- OBJECTIVE -
Reproduce the material in full, exactly as written.

━━━━━ DATA ENTRIES ━━━━━

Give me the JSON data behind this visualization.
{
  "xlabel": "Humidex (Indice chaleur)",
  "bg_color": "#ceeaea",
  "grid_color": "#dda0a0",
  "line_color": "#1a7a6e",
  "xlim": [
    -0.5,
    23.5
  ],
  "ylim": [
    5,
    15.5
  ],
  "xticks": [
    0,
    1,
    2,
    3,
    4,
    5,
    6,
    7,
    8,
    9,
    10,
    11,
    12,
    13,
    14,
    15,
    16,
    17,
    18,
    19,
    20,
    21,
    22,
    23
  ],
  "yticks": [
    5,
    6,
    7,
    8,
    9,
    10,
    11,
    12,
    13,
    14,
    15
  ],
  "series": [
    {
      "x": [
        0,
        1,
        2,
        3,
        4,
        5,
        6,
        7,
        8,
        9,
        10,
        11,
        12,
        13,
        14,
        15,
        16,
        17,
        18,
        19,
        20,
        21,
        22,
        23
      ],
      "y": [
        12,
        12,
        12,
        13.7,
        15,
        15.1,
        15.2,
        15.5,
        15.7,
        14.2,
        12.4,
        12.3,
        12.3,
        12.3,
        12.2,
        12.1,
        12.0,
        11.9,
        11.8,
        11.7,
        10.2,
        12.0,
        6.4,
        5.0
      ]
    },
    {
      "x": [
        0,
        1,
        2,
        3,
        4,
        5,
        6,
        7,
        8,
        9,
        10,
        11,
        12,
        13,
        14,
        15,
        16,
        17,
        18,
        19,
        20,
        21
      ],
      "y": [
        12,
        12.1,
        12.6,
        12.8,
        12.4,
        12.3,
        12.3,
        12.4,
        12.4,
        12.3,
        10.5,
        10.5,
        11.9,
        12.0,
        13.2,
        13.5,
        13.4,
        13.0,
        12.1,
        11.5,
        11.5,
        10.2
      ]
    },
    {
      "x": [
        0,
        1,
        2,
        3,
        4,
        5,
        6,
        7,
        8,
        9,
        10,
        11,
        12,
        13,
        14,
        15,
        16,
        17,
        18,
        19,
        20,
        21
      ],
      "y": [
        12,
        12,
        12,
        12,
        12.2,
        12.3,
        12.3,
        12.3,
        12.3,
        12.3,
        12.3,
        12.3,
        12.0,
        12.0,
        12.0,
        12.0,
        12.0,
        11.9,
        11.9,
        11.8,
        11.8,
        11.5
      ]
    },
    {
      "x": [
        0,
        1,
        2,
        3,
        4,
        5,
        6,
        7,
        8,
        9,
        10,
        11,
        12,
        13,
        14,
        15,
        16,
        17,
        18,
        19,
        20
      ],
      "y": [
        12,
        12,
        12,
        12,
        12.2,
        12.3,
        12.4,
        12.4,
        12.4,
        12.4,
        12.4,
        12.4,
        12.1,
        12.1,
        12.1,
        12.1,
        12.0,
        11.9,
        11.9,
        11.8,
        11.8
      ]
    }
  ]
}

━━━━━

- FINISHED TASK -
Give me the JSON data behind this visualization.
{
  "xlabel": "Humidex (Indice chaleur)",
  "bg_color": "#ceeaea",
  "grid_color": "#dda0a0",
  "line_color": "#1a7a6e",
  "xlim": [
    -0.5,
    23.5
  ],
  "ylim": [
    5,
    15.5
  ],
  "xticks": [
    0,
    1,
    2,
    3,
    4,
    5,
    6,
    7,
    8,
    9,
    10,
    11,
    12,
    13,
    14,
    15,
    16,
    17,
    18,
    19,
    20,
    21,
    22,
    23
  ],
  "yticks": [
    5,
    6,
    7,
    8,
    9,
    10,
    11,
    12,
    13,
    14,
    15
  ],
  "series": [
    {
      "x": [
        0,
        1,
        2,
        3,
        4,
        5,
        6,
        7,
        8,
        9,
        10,
        11,
        12,
        13,
        14,
        15,
        16,
        17,
        18,
        19,
        20,
        21,
        22,
        23
      ],
      "y": [
        12,
        12,
        12,
        13.7,
        15,
        15.1,
        15.2,
        15.5,
        15.7,
        14.2,
        12.4,
        12.3,
        12.3,
        12.3,
        12.2,
        12.1,
        12.0,
        11.9,
        11.8,
        11.7,
        10.2,
        12.0,
        6.4,
        5.0
      ]
    },
    {
      "x": [
        0,
        1,
        2,
        3,
        4,
        5,
        6,
        7,
        8,
        9,
        10,
        11,
        12,
        13,
        14,
        15,
        16,
        17,
        18,
        19,
        20,
        21
      ],
      "y": [
        12,
        12.1,
        12.6,
        12.8,
        12.4,
        12.3,
        12.3,
        12.4,
        12.4,
        12.3,
        10.5,
        10.5,
        11.9,
        12.0,
        13.2,
        13.5,
        13.4,
        13.0,
        12.1,
        11.5,
        11.5,
        10.2
      ]
    },
    {
      "x": [
        0,
        1,
        2,
        3,
        4,
        5,
        6,
        7,
        8,
        9,
        10,
        11,
        12,
        13,
        14,
        15,
        16,
        17,
        18,
        19,
        20,
        21
      ],
      "y": [
        12,
        12,
        12,
        12,
        12.2,
        12.3,
        12.3,
        12.3,
        12.3,
        12.3,
        12.3,
        12.3,
        12.0,
        12.0,
        12.0,
        12.0,
        12.0,
        11.9,
        11.9,
        11.8,
        11.8,
        11.5
      ]
    },
    {
      "x": [
        0,
        1,
        2,
        3,
        4,
        5,
        6,
        7,
        8,
        9,
        10,
        11,
        12,
        13,
        14,
        15,
        16,
        17,
        18,
        19,
        20
      ],
      "y": [
        12,
        12,
        12,
        12,
        12.2,
        12.3,
        12.4,
        12.4,
        12.4,
        12.4,
        12.4,
        12.4,
        12.1,
        12.1,
        12.1,
        12.1,
        12.0,
        11.9,
        11.9,
        11.8,
        11.8
      ]
    }
  ]
}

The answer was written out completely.